Entries from a visual dataset
▽
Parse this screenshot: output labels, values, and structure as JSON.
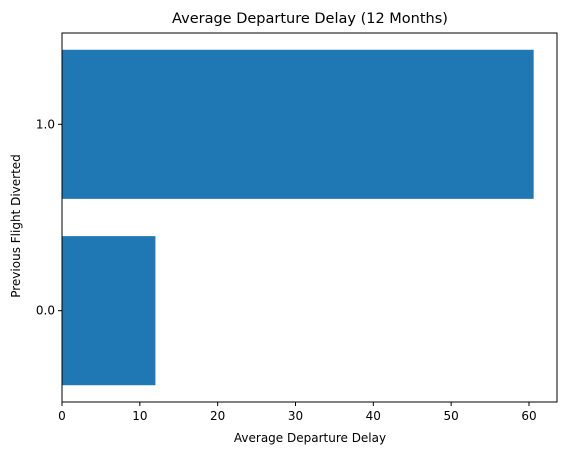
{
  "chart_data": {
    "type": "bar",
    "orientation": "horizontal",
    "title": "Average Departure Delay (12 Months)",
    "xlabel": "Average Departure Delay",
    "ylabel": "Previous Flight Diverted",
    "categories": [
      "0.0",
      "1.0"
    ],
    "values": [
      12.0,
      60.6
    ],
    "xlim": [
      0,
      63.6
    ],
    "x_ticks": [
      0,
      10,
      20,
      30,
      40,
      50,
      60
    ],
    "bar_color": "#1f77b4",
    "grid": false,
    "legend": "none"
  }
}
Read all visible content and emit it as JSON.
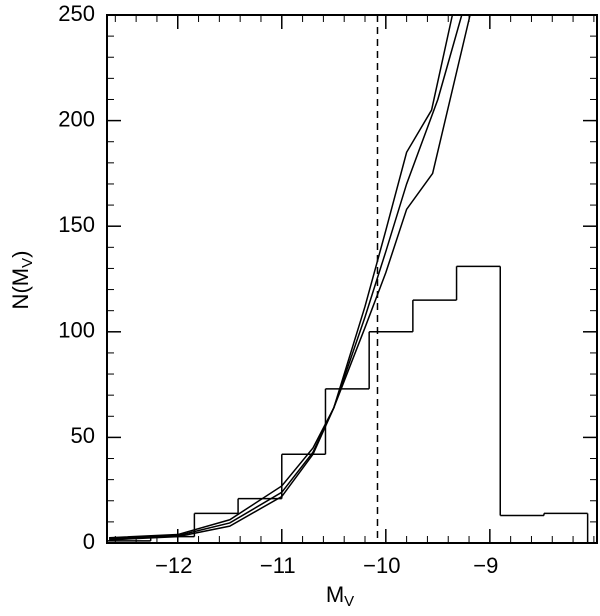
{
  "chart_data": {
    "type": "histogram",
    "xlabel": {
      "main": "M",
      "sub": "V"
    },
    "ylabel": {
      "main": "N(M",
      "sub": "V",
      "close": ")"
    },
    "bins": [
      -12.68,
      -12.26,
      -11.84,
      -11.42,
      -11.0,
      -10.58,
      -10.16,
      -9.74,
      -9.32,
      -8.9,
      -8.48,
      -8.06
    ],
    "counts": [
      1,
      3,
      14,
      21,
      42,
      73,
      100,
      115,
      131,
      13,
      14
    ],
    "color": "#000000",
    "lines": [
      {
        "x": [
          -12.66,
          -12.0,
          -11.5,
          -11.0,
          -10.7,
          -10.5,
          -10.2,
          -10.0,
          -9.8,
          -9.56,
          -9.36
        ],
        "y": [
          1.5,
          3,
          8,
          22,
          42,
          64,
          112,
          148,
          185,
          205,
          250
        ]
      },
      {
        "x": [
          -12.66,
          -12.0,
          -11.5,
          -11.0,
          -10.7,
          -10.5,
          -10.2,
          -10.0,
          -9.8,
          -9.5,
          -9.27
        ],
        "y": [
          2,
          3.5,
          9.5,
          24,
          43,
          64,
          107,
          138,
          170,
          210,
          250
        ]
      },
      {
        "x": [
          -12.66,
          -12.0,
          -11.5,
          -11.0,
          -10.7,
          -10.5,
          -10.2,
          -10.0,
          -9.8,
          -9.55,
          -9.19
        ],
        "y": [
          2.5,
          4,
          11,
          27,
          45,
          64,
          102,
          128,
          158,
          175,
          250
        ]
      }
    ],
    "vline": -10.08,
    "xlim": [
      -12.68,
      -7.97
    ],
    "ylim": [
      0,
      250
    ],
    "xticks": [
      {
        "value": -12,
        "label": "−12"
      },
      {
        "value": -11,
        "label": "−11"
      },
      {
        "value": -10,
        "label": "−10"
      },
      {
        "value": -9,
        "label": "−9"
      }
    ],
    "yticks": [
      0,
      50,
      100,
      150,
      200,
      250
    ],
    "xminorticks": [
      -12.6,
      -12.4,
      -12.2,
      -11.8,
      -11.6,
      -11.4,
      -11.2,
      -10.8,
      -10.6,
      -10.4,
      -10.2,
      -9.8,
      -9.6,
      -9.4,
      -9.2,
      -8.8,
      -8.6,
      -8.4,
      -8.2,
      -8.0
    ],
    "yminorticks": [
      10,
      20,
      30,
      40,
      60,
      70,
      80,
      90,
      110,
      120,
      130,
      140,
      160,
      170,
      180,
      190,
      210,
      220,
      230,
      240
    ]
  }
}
△
Repeat the lines above exactly, and keep every picture out.

Parse this screenshot: output labels, values, and structure as JSON.
{
  "chart_data": {
    "type": "bar",
    "orientation": "horizontal",
    "title": "Average Departure Delay (12 Months)",
    "xlabel": "Average Departure Delay",
    "ylabel": "Previous Flight Diverted",
    "categories": [
      "0.0",
      "1.0"
    ],
    "values": [
      12.0,
      60.6
    ],
    "xlim": [
      0,
      63.6
    ],
    "x_ticks": [
      0,
      10,
      20,
      30,
      40,
      50,
      60
    ],
    "bar_color": "#1f77b4",
    "grid": false,
    "legend": "none"
  }
}
Read all visible content and emit it as JSON.
{
  "chart_data": {
    "type": "histogram",
    "xlabel": {
      "main": "M",
      "sub": "V"
    },
    "ylabel": {
      "main": "N(M",
      "sub": "V",
      "close": ")"
    },
    "bins": [
      -12.68,
      -12.26,
      -11.84,
      -11.42,
      -11.0,
      -10.58,
      -10.16,
      -9.74,
      -9.32,
      -8.9,
      -8.48,
      -8.06
    ],
    "counts": [
      1,
      3,
      14,
      21,
      42,
      73,
      100,
      115,
      131,
      13,
      14
    ],
    "color": "#000000",
    "lines": [
      {
        "x": [
          -12.66,
          -12.0,
          -11.5,
          -11.0,
          -10.7,
          -10.5,
          -10.2,
          -10.0,
          -9.8,
          -9.56,
          -9.36
        ],
        "y": [
          1.5,
          3,
          8,
          22,
          42,
          64,
          112,
          148,
          185,
          205,
          250
        ]
      },
      {
        "x": [
          -12.66,
          -12.0,
          -11.5,
          -11.0,
          -10.7,
          -10.5,
          -10.2,
          -10.0,
          -9.8,
          -9.5,
          -9.27
        ],
        "y": [
          2,
          3.5,
          9.5,
          24,
          43,
          64,
          107,
          138,
          170,
          210,
          250
        ]
      },
      {
        "x": [
          -12.66,
          -12.0,
          -11.5,
          -11.0,
          -10.7,
          -10.5,
          -10.2,
          -10.0,
          -9.8,
          -9.55,
          -9.19
        ],
        "y": [
          2.5,
          4,
          11,
          27,
          45,
          64,
          102,
          128,
          158,
          175,
          250
        ]
      }
    ],
    "vline": -10.08,
    "xlim": [
      -12.68,
      -7.97
    ],
    "ylim": [
      0,
      250
    ],
    "xticks": [
      {
        "value": -12,
        "label": "−12"
      },
      {
        "value": -11,
        "label": "−11"
      },
      {
        "value": -10,
        "label": "−10"
      },
      {
        "value": -9,
        "label": "−9"
      }
    ],
    "yticks": [
      0,
      50,
      100,
      150,
      200,
      250
    ],
    "xminorticks": [
      -12.6,
      -12.4,
      -12.2,
      -11.8,
      -11.6,
      -11.4,
      -11.2,
      -10.8,
      -10.6,
      -10.4,
      -10.2,
      -9.8,
      -9.6,
      -9.4,
      -9.2,
      -8.8,
      -8.6,
      -8.4,
      -8.2,
      -8.0
    ],
    "yminorticks": [
      10,
      20,
      30,
      40,
      60,
      70,
      80,
      90,
      110,
      120,
      130,
      140,
      160,
      170,
      180,
      190,
      210,
      220,
      230,
      240
    ]
  }
}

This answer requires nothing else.